Do this: Comb through the entries for "information" and pull out each line that holds it.

Listed entries:

--

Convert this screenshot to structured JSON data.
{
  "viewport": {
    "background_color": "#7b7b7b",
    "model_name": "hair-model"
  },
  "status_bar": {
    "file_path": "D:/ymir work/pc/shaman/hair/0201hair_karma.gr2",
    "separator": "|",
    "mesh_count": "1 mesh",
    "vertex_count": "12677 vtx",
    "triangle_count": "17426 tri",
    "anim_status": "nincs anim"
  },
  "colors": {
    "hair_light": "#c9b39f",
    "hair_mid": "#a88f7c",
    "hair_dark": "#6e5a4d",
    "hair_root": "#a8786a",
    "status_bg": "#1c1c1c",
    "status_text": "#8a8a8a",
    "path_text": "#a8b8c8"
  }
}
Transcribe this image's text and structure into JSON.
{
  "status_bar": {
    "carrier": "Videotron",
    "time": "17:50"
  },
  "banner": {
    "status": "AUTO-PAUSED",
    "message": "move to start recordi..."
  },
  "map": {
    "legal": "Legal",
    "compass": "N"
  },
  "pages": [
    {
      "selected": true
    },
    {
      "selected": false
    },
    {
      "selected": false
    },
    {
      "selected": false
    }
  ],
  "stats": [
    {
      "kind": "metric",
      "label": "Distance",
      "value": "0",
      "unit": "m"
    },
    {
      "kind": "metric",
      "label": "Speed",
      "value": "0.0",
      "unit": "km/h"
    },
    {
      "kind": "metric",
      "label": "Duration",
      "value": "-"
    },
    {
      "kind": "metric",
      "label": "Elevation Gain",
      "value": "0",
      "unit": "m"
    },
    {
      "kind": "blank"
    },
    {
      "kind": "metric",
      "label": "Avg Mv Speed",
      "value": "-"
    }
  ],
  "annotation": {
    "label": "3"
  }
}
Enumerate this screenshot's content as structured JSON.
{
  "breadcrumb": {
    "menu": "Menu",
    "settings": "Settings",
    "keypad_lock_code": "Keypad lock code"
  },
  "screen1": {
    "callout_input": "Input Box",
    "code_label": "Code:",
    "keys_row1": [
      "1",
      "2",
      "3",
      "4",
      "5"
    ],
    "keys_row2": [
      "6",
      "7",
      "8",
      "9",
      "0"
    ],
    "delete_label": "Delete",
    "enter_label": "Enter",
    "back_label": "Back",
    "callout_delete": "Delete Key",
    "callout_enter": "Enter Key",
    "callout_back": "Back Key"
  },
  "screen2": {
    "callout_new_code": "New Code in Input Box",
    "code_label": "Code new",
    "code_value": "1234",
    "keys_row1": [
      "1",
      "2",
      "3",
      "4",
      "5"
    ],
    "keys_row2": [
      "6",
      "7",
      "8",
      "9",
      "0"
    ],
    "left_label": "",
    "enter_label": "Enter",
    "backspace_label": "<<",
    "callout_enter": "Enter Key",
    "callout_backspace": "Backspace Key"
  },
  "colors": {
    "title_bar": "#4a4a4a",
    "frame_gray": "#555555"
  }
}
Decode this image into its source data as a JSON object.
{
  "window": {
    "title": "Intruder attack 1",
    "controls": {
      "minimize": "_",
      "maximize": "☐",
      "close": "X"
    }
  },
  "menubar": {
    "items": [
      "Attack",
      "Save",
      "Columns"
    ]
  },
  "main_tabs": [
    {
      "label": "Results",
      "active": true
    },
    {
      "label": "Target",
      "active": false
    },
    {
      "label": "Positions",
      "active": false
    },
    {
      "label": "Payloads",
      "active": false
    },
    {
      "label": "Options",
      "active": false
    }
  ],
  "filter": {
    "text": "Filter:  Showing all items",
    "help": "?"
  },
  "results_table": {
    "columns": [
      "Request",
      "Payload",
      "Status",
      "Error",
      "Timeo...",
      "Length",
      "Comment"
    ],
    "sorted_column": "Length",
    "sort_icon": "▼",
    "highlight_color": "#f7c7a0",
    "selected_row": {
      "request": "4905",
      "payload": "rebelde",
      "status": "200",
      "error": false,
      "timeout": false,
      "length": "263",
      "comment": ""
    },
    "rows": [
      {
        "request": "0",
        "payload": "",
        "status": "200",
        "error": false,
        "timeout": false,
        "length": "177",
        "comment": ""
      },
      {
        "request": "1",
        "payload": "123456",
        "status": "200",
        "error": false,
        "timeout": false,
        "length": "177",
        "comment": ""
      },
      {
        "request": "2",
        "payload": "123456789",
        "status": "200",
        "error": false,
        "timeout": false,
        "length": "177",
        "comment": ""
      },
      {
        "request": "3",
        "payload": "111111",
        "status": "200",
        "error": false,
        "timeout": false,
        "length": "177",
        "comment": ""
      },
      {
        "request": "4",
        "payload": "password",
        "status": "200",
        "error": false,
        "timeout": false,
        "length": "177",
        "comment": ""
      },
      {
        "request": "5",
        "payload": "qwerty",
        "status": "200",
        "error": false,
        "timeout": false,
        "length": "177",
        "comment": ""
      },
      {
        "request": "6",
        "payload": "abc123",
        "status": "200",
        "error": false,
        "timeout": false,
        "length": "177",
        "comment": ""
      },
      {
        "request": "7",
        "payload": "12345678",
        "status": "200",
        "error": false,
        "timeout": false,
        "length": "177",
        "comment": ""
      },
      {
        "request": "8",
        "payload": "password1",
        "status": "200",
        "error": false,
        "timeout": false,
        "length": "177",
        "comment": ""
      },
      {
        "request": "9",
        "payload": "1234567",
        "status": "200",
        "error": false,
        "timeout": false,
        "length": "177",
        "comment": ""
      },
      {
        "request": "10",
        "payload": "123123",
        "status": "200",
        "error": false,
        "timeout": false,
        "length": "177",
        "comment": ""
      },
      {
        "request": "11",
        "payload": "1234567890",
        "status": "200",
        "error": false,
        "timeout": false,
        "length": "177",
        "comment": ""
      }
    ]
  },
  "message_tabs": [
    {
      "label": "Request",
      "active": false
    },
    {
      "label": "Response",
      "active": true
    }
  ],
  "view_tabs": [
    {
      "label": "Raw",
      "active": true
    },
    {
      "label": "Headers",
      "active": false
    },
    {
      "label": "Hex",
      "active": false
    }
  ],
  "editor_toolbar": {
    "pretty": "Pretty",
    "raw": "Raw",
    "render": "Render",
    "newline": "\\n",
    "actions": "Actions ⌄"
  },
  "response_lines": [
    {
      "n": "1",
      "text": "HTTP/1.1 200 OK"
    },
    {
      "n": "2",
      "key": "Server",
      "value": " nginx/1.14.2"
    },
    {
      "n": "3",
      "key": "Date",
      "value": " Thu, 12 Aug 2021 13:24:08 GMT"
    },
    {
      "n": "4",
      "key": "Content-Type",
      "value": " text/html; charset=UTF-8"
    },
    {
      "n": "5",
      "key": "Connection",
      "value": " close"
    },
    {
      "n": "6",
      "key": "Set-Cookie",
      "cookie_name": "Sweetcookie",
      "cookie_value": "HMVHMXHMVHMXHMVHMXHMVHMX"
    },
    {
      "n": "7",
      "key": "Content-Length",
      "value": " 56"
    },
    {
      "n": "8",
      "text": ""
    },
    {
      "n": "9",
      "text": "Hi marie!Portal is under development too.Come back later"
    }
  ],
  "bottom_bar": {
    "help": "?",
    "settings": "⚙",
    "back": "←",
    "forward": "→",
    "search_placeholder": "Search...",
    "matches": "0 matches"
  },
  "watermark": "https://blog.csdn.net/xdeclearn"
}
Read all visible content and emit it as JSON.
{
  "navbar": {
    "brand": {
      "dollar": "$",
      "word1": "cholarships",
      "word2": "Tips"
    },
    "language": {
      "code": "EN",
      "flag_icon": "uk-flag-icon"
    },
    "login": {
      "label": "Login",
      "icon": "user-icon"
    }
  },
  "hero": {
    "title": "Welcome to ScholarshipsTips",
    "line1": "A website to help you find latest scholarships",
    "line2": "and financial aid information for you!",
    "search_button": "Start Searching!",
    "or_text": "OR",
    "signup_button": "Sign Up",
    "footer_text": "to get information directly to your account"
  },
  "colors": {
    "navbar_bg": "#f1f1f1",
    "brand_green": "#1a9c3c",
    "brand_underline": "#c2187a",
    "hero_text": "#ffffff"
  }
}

--

Output of the task:
    "line2": "and financial aid information for you!",
    "footer_text": "to get information directly to your account"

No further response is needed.